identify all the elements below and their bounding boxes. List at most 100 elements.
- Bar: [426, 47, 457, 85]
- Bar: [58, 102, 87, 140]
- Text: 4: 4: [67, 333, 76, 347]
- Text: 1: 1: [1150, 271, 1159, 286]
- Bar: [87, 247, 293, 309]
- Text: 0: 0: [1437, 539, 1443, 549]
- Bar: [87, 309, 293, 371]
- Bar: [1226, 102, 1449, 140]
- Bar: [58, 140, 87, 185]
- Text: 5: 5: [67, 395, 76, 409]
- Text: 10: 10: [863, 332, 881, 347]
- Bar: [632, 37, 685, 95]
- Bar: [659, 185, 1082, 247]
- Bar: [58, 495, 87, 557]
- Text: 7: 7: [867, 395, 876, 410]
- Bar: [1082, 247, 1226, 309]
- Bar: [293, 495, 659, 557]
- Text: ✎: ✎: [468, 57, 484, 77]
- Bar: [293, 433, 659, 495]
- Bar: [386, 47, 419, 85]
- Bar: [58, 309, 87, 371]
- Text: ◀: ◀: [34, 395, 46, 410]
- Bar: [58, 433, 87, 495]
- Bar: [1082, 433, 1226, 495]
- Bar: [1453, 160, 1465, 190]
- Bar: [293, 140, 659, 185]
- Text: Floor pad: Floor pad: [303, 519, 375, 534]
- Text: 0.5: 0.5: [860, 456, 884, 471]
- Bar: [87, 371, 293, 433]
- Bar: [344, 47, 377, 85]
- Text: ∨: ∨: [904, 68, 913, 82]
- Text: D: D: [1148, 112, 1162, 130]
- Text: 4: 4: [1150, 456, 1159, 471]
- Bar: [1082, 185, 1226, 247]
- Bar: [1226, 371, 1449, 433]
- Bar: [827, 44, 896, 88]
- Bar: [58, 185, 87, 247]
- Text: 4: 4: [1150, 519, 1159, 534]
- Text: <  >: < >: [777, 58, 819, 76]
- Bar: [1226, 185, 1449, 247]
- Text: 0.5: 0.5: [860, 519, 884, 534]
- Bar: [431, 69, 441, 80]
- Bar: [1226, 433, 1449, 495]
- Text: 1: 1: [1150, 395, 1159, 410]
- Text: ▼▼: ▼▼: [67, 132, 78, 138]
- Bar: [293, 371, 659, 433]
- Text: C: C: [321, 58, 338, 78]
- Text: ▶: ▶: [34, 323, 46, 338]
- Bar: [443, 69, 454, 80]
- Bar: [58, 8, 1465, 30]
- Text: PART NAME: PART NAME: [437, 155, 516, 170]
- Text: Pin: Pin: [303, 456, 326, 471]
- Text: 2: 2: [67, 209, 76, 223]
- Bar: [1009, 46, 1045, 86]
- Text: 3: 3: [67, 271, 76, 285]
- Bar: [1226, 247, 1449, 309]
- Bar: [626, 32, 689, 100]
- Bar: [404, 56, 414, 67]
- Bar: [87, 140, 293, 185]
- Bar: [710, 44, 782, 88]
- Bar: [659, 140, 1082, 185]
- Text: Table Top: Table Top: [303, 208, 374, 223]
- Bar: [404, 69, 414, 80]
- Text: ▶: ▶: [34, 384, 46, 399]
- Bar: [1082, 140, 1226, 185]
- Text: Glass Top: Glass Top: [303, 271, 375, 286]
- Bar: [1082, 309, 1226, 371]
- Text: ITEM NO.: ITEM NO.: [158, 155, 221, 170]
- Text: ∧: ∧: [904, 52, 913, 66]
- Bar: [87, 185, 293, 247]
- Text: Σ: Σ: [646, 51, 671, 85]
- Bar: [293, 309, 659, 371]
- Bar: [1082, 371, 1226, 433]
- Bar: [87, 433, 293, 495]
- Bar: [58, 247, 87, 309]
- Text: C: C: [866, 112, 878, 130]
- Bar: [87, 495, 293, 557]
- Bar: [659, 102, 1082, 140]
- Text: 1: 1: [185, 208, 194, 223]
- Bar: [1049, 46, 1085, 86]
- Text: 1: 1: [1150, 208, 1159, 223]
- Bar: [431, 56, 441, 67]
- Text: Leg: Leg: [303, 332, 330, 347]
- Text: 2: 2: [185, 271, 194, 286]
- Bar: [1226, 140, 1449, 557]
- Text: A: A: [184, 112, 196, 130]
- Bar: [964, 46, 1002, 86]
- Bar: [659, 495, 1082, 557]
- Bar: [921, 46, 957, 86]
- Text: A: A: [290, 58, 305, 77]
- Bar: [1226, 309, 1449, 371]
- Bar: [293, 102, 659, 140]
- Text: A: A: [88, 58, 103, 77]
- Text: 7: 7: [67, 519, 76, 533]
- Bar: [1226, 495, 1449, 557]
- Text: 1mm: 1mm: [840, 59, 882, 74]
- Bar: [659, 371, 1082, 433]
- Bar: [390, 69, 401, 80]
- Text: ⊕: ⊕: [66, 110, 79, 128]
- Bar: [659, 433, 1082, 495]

....................

Put every line of the records into a JSON list of strings, one string per line, with blank lines left out.

Finished task:
[
  "identify all the elements below and their bounding boxes. List at most 100 elements.",
  "- Bar: [426, 47, 457, 85]",
  "- Bar: [58, 102, 87, 140]",
  "- Text: 4: 4: [67, 333, 76, 347]",
  "- Text: 1: 1: [1150, 271, 1159, 286]",
  "- Bar: [87, 247, 293, 309]",
  "- Text: 0: 0: [1437, 539, 1443, 549]",
  "- Bar: [87, 309, 293, 371]",
  "- Bar: [1226, 102, 1449, 140]",
  "- Bar: [58, 140, 87, 185]",
  "- Text: 5: 5: [67, 395, 76, 409]",
  "- Text: 10: 10: [863, 332, 881, 347]",
  "- Bar: [632, 37, 685, 95]",
  "- Bar: [659, 185, 1082, 247]",
  "- Bar: [58, 495, 87, 557]",
  "- Text: 7: 7: [867, 395, 876, 410]",
  "- Bar: [1082, 247, 1226, 309]",
  "- Bar: [293, 495, 659, 557]",
  "- Text: ✎: ✎: [468, 57, 484, 77]",
  "- Bar: [293, 433, 659, 495]",
  "- Bar: [386, 47, 419, 85]",
  "- Bar: [58, 309, 87, 371]",
  "- Text: ◀: ◀: [34, 395, 46, 410]",
  "- Bar: [58, 433, 87, 495]",
  "- Bar: [1082, 433, 1226, 495]",
  "- Bar: [1453, 160, 1465, 190]",
  "- Bar: [293, 140, 659, 185]",
  "- Text: Floor pad: Floor pad: [303, 519, 375, 534]",
  "- Text: 0.5: 0.5: [860, 456, 884, 471]",
  "- Bar: [87, 371, 293, 433]",
  "- Bar: [344, 47, 377, 85]",
  "- Text: ∨: ∨: [904, 68, 913, 82]",
  "- Text: D: D: [1148, 112, 1162, 130]",
  "- Text: 4: 4: [1150, 456, 1159, 471]",
  "- Bar: [1082, 185, 1226, 247]",
  "- Bar: [1226, 371, 1449, 433]",
  "- Bar: [827, 44, 896, 88]",
  "- Bar: [58, 185, 87, 247]",
  "- Text: 4: 4: [1150, 519, 1159, 534]",
  "- Text: <  >: < >: [777, 58, 819, 76]",
  "- Bar: [1226, 185, 1449, 247]",
  "- Text: 0.5: 0.5: [860, 519, 884, 534]",
  "- Bar: [431, 69, 441, 80]",
  "- Bar: [1226, 433, 1449, 495]",
  "- Text: 1: 1: [1150, 395, 1159, 410]",
  "- Text: ▼▼: ▼▼: [67, 132, 78, 138]",
  "- Bar: [293, 371, 659, 433]",
  "- Text: C: C: [321, 58, 338, 78]",
  "- Text: ▶: ▶: [34, 323, 46, 338]",
  "- Bar: [443, 69, 454, 80]",
  "- Bar: [58, 8, 1465, 30]",
  "- Text: PART NAME: PART NAME: [437, 155, 516, 170]",
  "- Text: Pin: Pin: [303, 456, 326, 471]",
  "- Text: 2: 2: [67, 209, 76, 223]",
  "- Bar: [1009, 46, 1045, 86]",
  "- Text: 3: 3: [67, 271, 76, 285]",
  "- Bar: [1226, 247, 1449, 309]",
  "- Bar: [626, 32, 689, 100]",
  "- Bar: [404, 56, 414, 67]",
  "- Bar: [87, 140, 293, 185]",
  "- Bar: [710, 44, 782, 88]",
  "- Bar: [659, 140, 1082, 185]",
  "- Text: Table Top: Table Top: [303, 208, 374, 223]",
  "- Bar: [404, 69, 414, 80]",
  "- Text: ▶: ▶: [34, 384, 46, 399]",
  "- Bar: [1082, 140, 1226, 185]",
  "- Text: Glass Top: Glass Top: [303, 271, 375, 286]",
  "- Bar: [1082, 309, 1226, 371]",
  "- Text: ITEM NO.: ITEM NO.: [158, 155, 221, 170]",
  "- Text: ∧: ∧: [904, 52, 913, 66]",
  "- Bar: [87, 185, 293, 247]",
  "- Text: Σ: Σ: [646, 51, 671, 85]",
  "- Bar: [293, 309, 659, 371]",
  "- Bar: [1082, 371, 1226, 433]",
  "- Bar: [87, 433, 293, 495]",
  "- Bar: [58, 247, 87, 309]",
  "- Text: C: C: [866, 112, 878, 130]",
  "- Bar: [87, 495, 293, 557]",
  "- Bar: [659, 102, 1082, 140]",
  "- Text: 1: 1: [185, 208, 194, 223]",
  "- Bar: [1049, 46, 1085, 86]",
  "- Text: 1: 1: [1150, 208, 1159, 223]",
  "- Bar: [431, 56, 441, 67]",
  "- Text: Leg: Leg: [303, 332, 330, 347]",
  "- Text: 2: 2: [185, 271, 194, 286]",
  "- Bar: [1226, 140, 1449, 557]",
  "- Text: A: A: [184, 112, 196, 130]",
  "- Bar: [964, 46, 1002, 86]",
  "- Bar: [659, 495, 1082, 557]",
  "- Bar: [921, 46, 957, 86]",
  "- Text: A: A: [290, 58, 305, 77]",
  "- Bar: [1226, 309, 1449, 371]",
  "- Bar: [293, 102, 659, 140]",
  "- Text: A: A: [88, 58, 103, 77]",
  "- Text: 7: 7: [67, 519, 76, 533]",
  "- Bar: [1226, 495, 1449, 557]",
  "- Text: 1mm: 1mm: [840, 59, 882, 74]",
  "- Bar: [659, 371, 1082, 433]",
  "- Bar: [390, 69, 401, 80]",
  "- Text: ⊕: ⊕: [66, 110, 79, 128]",
  "- Bar: [659, 433, 1082, 495]"
]